Figure contents as structured data:
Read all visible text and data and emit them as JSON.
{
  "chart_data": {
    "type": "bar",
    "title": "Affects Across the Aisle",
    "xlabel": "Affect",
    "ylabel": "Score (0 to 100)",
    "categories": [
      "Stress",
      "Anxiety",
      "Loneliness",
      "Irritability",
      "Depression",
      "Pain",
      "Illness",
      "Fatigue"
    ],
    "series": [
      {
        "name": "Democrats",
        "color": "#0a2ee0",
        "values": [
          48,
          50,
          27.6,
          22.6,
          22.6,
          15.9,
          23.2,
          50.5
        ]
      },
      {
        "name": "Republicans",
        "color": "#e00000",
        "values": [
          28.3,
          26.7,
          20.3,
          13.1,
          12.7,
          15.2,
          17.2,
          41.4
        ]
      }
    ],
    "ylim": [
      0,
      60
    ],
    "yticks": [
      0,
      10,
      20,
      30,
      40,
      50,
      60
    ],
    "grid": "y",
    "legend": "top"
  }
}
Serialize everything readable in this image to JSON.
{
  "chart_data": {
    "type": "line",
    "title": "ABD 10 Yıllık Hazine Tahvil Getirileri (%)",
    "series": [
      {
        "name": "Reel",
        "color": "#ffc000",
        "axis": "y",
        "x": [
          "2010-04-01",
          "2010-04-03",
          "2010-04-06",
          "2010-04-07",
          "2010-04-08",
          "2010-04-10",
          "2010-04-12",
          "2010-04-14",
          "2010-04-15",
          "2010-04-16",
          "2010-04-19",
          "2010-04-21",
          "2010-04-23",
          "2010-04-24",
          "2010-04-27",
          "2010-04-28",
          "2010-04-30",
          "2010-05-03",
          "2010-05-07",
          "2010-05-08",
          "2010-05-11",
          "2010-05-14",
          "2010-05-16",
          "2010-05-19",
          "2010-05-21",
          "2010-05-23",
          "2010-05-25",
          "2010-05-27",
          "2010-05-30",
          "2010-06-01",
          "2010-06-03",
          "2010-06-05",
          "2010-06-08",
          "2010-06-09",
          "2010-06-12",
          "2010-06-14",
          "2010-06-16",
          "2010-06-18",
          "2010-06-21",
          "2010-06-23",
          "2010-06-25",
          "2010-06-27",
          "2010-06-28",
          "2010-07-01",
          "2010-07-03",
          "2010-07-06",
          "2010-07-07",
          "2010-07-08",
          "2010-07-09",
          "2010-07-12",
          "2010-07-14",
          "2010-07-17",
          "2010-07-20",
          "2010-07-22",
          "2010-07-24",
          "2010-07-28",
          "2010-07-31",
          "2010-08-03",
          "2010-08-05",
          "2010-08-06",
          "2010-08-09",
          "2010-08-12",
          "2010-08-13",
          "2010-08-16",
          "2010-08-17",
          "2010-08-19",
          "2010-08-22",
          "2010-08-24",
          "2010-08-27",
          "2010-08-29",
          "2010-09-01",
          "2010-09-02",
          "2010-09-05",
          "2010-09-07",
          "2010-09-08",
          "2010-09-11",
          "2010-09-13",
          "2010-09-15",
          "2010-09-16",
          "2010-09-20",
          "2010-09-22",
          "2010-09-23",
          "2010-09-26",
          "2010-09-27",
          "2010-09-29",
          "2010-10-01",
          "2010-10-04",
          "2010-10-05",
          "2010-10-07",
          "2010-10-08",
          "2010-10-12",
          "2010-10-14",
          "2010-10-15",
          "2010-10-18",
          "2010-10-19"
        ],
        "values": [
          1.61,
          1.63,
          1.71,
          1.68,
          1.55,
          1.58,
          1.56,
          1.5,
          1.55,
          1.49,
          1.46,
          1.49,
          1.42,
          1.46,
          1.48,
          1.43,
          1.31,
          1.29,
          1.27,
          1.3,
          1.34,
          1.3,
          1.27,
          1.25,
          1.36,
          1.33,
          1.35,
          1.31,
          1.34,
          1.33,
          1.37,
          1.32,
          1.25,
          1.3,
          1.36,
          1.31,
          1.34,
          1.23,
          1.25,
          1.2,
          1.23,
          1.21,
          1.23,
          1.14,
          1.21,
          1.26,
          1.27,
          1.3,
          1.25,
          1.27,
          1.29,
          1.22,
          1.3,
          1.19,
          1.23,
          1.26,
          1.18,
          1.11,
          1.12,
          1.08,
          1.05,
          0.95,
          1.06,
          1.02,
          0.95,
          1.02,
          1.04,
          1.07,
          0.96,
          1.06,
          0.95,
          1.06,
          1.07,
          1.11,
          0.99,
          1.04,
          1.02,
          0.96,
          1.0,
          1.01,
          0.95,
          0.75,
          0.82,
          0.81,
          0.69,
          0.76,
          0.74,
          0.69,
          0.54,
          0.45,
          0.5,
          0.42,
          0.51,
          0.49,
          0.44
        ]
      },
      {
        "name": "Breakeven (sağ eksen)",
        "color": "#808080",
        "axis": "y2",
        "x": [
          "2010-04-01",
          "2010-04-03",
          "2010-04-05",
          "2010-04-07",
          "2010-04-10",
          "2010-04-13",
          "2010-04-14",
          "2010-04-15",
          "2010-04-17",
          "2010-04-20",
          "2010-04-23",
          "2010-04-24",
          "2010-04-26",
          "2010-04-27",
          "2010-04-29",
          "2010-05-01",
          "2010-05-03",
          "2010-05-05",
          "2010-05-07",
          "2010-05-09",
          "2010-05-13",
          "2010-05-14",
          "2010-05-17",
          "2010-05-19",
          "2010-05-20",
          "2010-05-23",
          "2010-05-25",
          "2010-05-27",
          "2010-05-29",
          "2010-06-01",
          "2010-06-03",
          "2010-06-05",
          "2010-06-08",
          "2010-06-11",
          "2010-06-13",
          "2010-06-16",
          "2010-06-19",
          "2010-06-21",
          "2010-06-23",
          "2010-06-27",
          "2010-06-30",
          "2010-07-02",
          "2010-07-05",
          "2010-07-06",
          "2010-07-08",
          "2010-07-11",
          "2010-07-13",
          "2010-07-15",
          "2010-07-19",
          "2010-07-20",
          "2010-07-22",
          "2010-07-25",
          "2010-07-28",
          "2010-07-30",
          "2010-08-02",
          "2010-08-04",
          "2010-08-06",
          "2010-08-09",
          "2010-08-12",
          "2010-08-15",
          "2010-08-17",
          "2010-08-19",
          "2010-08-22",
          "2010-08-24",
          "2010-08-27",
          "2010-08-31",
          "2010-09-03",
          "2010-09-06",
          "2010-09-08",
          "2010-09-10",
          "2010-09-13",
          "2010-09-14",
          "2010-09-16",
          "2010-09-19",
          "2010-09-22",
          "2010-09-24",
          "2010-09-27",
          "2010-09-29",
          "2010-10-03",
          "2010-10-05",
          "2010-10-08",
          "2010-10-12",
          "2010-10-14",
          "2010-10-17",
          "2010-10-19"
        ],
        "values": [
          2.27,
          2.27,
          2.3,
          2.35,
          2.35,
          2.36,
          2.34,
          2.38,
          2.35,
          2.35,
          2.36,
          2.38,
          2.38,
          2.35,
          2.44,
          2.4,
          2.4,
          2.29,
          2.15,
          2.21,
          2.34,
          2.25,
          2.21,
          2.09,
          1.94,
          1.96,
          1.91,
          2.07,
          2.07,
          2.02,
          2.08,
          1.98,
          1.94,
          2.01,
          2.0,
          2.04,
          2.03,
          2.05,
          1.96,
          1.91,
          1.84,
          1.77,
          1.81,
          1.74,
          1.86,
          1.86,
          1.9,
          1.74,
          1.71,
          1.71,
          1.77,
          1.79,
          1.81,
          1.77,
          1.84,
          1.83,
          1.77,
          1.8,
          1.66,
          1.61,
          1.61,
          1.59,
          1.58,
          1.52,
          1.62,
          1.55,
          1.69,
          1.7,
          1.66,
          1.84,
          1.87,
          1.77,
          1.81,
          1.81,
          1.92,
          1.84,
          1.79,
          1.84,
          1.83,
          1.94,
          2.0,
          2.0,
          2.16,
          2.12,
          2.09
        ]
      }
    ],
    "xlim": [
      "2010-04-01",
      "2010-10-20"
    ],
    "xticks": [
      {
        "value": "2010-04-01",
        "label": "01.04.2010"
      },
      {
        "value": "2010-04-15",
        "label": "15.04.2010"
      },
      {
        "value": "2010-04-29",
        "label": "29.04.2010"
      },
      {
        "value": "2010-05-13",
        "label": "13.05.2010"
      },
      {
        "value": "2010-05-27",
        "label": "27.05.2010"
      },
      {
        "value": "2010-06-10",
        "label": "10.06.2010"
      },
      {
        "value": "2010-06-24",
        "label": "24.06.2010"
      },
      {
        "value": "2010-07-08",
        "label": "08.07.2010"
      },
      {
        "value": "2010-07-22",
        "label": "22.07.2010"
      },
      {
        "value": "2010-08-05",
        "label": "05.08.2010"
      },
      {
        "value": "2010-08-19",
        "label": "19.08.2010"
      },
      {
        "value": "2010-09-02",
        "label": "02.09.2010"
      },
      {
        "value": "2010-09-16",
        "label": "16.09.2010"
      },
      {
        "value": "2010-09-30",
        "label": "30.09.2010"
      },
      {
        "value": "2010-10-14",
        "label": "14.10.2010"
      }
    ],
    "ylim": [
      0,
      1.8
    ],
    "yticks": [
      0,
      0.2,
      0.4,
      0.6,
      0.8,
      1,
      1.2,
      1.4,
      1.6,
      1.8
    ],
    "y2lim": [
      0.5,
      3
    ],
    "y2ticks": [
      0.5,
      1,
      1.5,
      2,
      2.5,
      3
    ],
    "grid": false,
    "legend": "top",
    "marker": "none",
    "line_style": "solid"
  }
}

Written problem —
Go through the material above and copy each line that has the word "title".

Exercise output —
    "title": "Affects Across the Aisle",
    "title": "ABD 10 Yıllık Hazine Tahvil Getirileri (%)",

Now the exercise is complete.